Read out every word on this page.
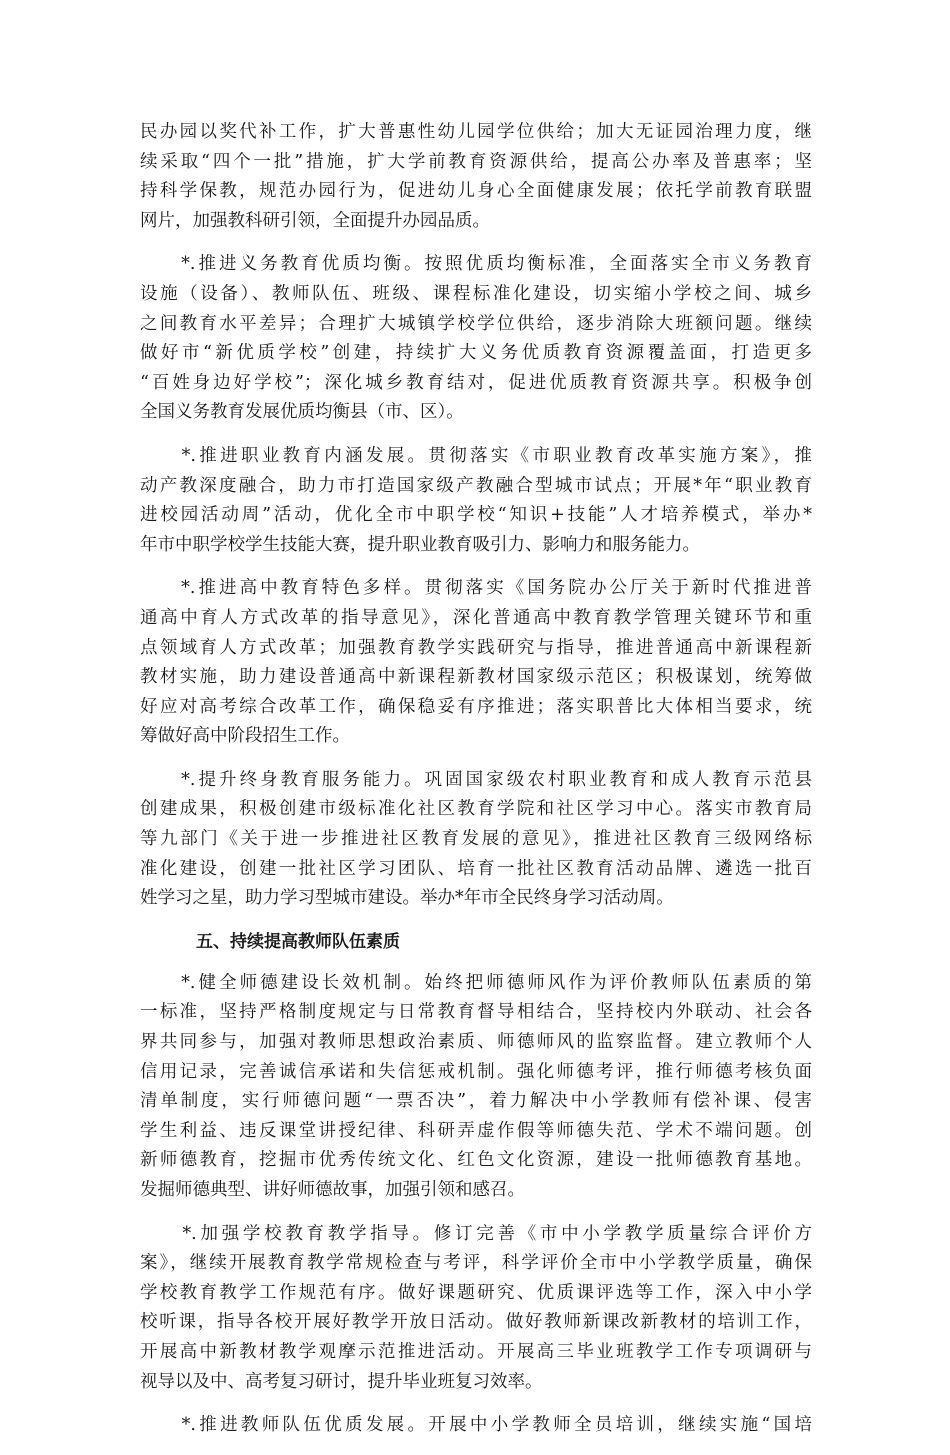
民办园以奖代补工作，扩大普惠性幼儿园学位供给；加大无证园治理力度，继
续采取“四个一批”措施，扩大学前教育资源供给，提高公办率及普惠率；坚
持科学保教，规范办园行为，促进幼儿身心全面健康发展；依托学前教育联盟
网片，加强教科研引领，全面提升办园品质。
　　*.推进义务教育优质均衡。按照优质均衡标准，全面落实全市义务教育
设施（设备）、教师队伍、班级、课程标准化建设，切实缩小学校之间、城乡
之间教育水平差异；合理扩大城镇学校学位供给，逐步消除大班额问题。继续
做好市“新优质学校”创建，持续扩大义务优质教育资源覆盖面，打造更多
“百姓身边好学校”；深化城乡教育结对，促进优质教育资源共享。积极争创
全国义务教育发展优质均衡县（市、区）。
　　*.推进职业教育内涵发展。贯彻落实《市职业教育改革实施方案》，推
动产教深度融合，助力市打造国家级产教融合型城市试点；开展*年“职业教育
进校园活动周”活动，优化全市中职学校“知识+技能”人才培养模式，举办*
年市中职学校学生技能大赛，提升职业教育吸引力、影响力和服务能力。
　　*.推进高中教育特色多样。贯彻落实《国务院办公厅关于新时代推进普
通高中育人方式改革的指导意见》，深化普通高中教育教学管理关键环节和重
点领域育人方式改革；加强教育教学实践研究与指导，推进普通高中新课程新
教材实施，助力建设普通高中新课程新教材国家级示范区；积极谋划，统筹做
好应对高考综合改革工作，确保稳妥有序推进；落实职普比大体相当要求，统
筹做好高中阶段招生工作。
　　*.提升终身教育服务能力。巩固国家级农村职业教育和成人教育示范县
创建成果，积极创建市级标准化社区教育学院和社区学习中心。落实市教育局
等九部门《关于进一步推进社区教育发展的意见》，推进社区教育三级网络标
准化建设，创建一批社区学习团队、培育一批社区教育活动品牌、遴选一批百
姓学习之星，助力学习型城市建设。举办*年市全民终身学习活动周。
五、持续提高教师队伍素质
　　*.健全师德建设长效机制。始终把师德师风作为评价教师队伍素质的第
一标准，坚持严格制度规定与日常教育督导相结合，坚持校内外联动、社会各
界共同参与，加强对教师思想政治素质、师德师风的监察监督。建立教师个人
信用记录，完善诚信承诺和失信惩戒机制。强化师德考评，推行师德考核负面
清单制度，实行师德问题“一票否决”，着力解决中小学教师有偿补课、侵害
学生利益、违反课堂讲授纪律、科研弄虚作假等师德失范、学术不端问题。创
新师德教育，挖掘市优秀传统文化、红色文化资源，建设一批师德教育基地。
发掘师德典型、讲好师德故事，加强引领和感召。
　　*.加强学校教育教学指导。修订完善《市中小学教学质量综合评价方
案》，继续开展教育教学常规检查与考评，科学评价全市中小学教学质量，确保
学校教育教学工作规范有序。做好课题研究、优质课评选等工作，深入中小学
校听课，指导各校开展好教学开放日活动。做好教师新课改新教材的培训工作，
开展高中新教材教学观摩示范推进活动。开展高三毕业班教学工作专项调研与
视导以及中、高考复习研讨，提升毕业班复习效率。
　　*.推进教师队伍优质发展。开展中小学教师全员培训，继续实施“国培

—————

DIRECTIVE:
Make a verbatim copy of all the entries and strip out the pictures.

EXERCISE ANSWER:
Read out every word on this page.
民办园以奖代补工作，扩大普惠性幼儿园学位供给；加大无证园治理力度，继
续采取“四个一批”措施，扩大学前教育资源供给，提高公办率及普惠率；坚
持科学保教，规范办园行为，促进幼儿身心全面健康发展；依托学前教育联盟
网片，加强教科研引领，全面提升办园品质。
　　*.推进义务教育优质均衡。按照优质均衡标准，全面落实全市义务教育
设施（设备）、教师队伍、班级、课程标准化建设，切实缩小学校之间、城乡
之间教育水平差异；合理扩大城镇学校学位供给，逐步消除大班额问题。继续
做好市“新优质学校”创建，持续扩大义务优质教育资源覆盖面，打造更多
“百姓身边好学校”；深化城乡教育结对，促进优质教育资源共享。积极争创
全国义务教育发展优质均衡县（市、区）。
　　*.推进职业教育内涵发展。贯彻落实《市职业教育改革实施方案》，推
动产教深度融合，助力市打造国家级产教融合型城市试点；开展*年“职业教育
进校园活动周”活动，优化全市中职学校“知识+技能”人才培养模式，举办*
年市中职学校学生技能大赛，提升职业教育吸引力、影响力和服务能力。
　　*.推进高中教育特色多样。贯彻落实《国务院办公厅关于新时代推进普
通高中育人方式改革的指导意见》，深化普通高中教育教学管理关键环节和重
点领域育人方式改革；加强教育教学实践研究与指导，推进普通高中新课程新
教材实施，助力建设普通高中新课程新教材国家级示范区；积极谋划，统筹做
好应对高考综合改革工作，确保稳妥有序推进；落实职普比大体相当要求，统
筹做好高中阶段招生工作。
　　*.提升终身教育服务能力。巩固国家级农村职业教育和成人教育示范县
创建成果，积极创建市级标准化社区教育学院和社区学习中心。落实市教育局
等九部门《关于进一步推进社区教育发展的意见》，推进社区教育三级网络标
准化建设，创建一批社区学习团队、培育一批社区教育活动品牌、遴选一批百
姓学习之星，助力学习型城市建设。举办*年市全民终身学习活动周。
五、持续提高教师队伍素质
　　*.健全师德建设长效机制。始终把师德师风作为评价教师队伍素质的第
一标准，坚持严格制度规定与日常教育督导相结合，坚持校内外联动、社会各
界共同参与，加强对教师思想政治素质、师德师风的监察监督。建立教师个人
信用记录，完善诚信承诺和失信惩戒机制。强化师德考评，推行师德考核负面
清单制度，实行师德问题“一票否决”，着力解决中小学教师有偿补课、侵害
学生利益、违反课堂讲授纪律、科研弄虚作假等师德失范、学术不端问题。创
新师德教育，挖掘市优秀传统文化、红色文化资源，建设一批师德教育基地。
发掘师德典型、讲好师德故事，加强引领和感召。
　　*.加强学校教育教学指导。修订完善《市中小学教学质量综合评价方
案》，继续开展教育教学常规检查与考评，科学评价全市中小学教学质量，确保
学校教育教学工作规范有序。做好课题研究、优质课评选等工作，深入中小学
校听课，指导各校开展好教学开放日活动。做好教师新课改新教材的培训工作，
开展高中新教材教学观摩示范推进活动。开展高三毕业班教学工作专项调研与
视导以及中、高考复习研讨，提升毕业班复习效率。
　　*.推进教师队伍优质发展。开展中小学教师全员培训，继续实施“国培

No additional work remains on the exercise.